From the listing below, work out how many lines contain "JSON". Reply with that number only.

━━━━━ Given records ━━━━━

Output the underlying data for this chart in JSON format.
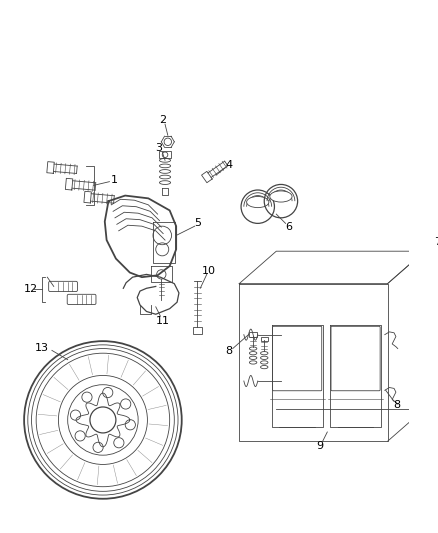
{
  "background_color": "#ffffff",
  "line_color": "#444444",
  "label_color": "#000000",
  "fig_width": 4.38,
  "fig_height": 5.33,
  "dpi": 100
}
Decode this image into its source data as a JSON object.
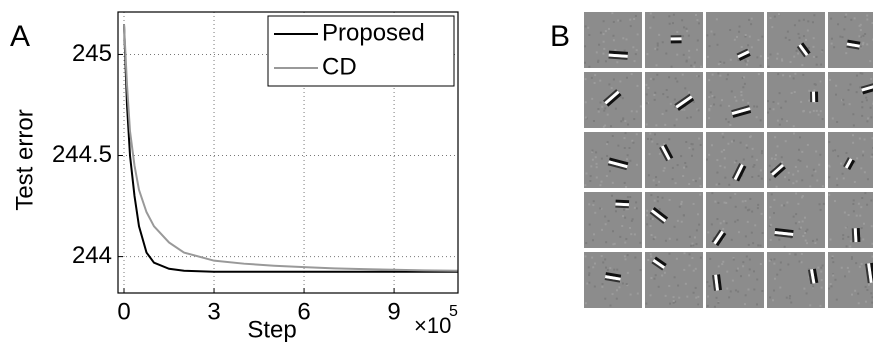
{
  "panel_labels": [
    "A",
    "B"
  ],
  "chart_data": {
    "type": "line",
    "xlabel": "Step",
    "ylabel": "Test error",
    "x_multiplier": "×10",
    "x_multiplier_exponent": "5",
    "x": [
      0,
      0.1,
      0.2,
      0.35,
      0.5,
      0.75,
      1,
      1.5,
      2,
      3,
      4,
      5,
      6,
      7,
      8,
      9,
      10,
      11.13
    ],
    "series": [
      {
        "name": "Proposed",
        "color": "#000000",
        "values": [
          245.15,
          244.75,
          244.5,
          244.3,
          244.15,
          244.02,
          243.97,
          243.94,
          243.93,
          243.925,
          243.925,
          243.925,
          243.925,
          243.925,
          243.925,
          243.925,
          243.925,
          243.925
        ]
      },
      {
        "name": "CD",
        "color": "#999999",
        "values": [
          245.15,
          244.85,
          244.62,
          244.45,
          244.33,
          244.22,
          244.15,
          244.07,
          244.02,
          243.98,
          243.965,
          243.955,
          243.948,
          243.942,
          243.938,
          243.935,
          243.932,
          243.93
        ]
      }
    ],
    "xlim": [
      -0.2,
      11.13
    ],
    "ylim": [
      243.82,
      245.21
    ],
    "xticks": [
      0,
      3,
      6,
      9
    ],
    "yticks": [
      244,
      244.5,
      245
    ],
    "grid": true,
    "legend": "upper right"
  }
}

━━━━━

Output below:
2